[Text extract]

Steve Jobs: The Man in the Machine

Synopsis: In his signature black turtleneck and blue jeans, shrouded in shadows below a milky apple, Steve Jobs' image was ubiquitous. But who was the man on the stage? What accounted for the grief of so many across the world when he died? From Oscar-winning director Alex Gibney, 'Steve Jobs: The Man In The Machine' is a critical examination of Jobs who was at once revered as an iconoclastic genius and a barbed-tongued tyrant. A candid look at Jobs' legacy featuring interviews with a handful of those close to him at different stages in his life, the film is evocative and nuanced in capturing the essence of the Apple legend and his values which shape the culture of Silicon Valley to this day.
Genre: Documentary
Director(s): Alex Gibney
Production: Magnolia Pictures
 
IMDB:
6.9
Metacritic:
72
Rotten Tomatoes:
77%
R
Year:
2015
128 min
Website
671 Views


1

After hours of getting

this thing right...

God, look at that.

Look, I'm on television.

- Hey! Isn't that amazing?

- Yeah, it is.

- You're on TV in New York, too.

- What's that?

- You're on TV in New York, too.

- No, no.

- Yes, you are.

- Am I really? Are you serious?

- Yeah, they got you in New York.

- God.

I'm gonna let you

put it in your own ear.

- Really?

- It's a talk back.

- They're going to talk to you.

- This is not the real thing, right?

You just want a picture of me now?

- They're going to sit you here first.

[Records for processing]

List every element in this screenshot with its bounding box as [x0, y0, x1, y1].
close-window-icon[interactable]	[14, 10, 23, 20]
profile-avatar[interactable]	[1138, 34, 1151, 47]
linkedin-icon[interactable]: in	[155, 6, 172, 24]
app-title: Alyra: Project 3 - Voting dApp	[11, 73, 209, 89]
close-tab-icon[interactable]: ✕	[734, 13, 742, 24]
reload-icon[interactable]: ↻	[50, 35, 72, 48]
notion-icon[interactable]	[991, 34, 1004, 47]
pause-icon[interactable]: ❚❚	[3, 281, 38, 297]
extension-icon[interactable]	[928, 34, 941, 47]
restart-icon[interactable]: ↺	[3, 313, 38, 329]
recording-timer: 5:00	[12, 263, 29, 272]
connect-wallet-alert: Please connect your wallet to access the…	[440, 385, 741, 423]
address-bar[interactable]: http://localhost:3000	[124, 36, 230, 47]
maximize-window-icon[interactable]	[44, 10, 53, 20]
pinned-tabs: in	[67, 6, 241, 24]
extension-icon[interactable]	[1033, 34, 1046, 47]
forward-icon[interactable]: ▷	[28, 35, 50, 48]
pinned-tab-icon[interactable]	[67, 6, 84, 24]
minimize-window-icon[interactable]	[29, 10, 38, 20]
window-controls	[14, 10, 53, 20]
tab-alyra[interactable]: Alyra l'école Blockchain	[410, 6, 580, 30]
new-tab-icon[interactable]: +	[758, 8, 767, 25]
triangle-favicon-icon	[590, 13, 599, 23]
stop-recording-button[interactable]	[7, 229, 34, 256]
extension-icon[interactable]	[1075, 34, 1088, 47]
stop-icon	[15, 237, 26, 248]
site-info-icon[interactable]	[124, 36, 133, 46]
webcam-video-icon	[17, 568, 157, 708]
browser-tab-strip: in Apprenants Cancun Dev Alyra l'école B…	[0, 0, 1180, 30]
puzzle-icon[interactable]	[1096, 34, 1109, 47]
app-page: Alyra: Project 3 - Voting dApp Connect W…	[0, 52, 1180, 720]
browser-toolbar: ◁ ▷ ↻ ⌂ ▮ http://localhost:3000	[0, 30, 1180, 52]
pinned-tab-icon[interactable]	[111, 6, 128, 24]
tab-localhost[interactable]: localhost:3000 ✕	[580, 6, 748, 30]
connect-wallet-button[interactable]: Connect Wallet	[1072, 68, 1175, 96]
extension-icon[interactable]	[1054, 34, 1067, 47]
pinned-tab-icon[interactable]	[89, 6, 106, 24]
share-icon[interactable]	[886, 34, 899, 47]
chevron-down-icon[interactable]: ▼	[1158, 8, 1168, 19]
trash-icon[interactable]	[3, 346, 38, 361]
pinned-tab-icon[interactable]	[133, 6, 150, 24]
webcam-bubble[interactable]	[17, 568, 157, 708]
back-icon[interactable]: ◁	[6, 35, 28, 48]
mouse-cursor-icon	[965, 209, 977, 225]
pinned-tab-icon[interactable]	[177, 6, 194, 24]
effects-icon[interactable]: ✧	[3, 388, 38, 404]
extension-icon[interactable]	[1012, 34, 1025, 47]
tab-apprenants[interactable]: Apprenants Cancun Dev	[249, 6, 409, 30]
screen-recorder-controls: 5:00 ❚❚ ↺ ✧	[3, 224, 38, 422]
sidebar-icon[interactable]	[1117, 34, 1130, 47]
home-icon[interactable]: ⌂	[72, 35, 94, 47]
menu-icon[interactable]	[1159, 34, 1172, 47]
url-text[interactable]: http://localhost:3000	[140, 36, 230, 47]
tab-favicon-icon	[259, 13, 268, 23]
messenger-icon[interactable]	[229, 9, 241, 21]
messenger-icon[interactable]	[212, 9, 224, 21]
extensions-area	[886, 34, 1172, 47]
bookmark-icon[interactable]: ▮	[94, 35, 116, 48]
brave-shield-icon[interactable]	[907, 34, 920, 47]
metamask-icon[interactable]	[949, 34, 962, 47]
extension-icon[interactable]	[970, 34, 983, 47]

[Parts of the exercise]
(A) According to the Steve Jobs film page, which company produced the documentary?
(B) Please retype the entries from their first line through the line containing "8, 767, 25]", with both of those lines included.
The Steve Jobs film page and the entries have no connection to each other.

[Task results]
(A) Magnolia Pictures

(B)
List every element in this screenshot with its bounding box as [x0, y0, x1, y1].
close-window-icon[interactable]	[14, 10, 23, 20]
profile-avatar[interactable]	[1138, 34, 1151, 47]
linkedin-icon[interactable]: in	[155, 6, 172, 24]
app-title: Alyra: Project 3 - Voting dApp	[11, 73, 209, 89]
close-tab-icon[interactable]: ✕	[734, 13, 742, 24]
reload-icon[interactable]: ↻	[50, 35, 72, 48]
notion-icon[interactable]	[991, 34, 1004, 47]
pause-icon[interactable]: ❚❚	[3, 281, 38, 297]
extension-icon[interactable]	[928, 34, 941, 47]
restart-icon[interactable]: ↺	[3, 313, 38, 329]
recording-timer: 5:00	[12, 263, 29, 272]
connect-wallet-alert: Please connect your wallet to access the…	[440, 385, 741, 423]
address-bar[interactable]: http://localhost:3000	[124, 36, 230, 47]
maximize-window-icon[interactable]	[44, 10, 53, 20]
pinned-tabs: in	[67, 6, 241, 24]
extension-icon[interactable]	[1033, 34, 1046, 47]
forward-icon[interactable]: ▷	[28, 35, 50, 48]
pinned-tab-icon[interactable]	[67, 6, 84, 24]
minimize-window-icon[interactable]	[29, 10, 38, 20]
window-controls	[14, 10, 53, 20]
tab-alyra[interactable]: Alyra l'école Blockchain	[410, 6, 580, 30]
new-tab-icon[interactable]: +	[758, 8, 767, 25]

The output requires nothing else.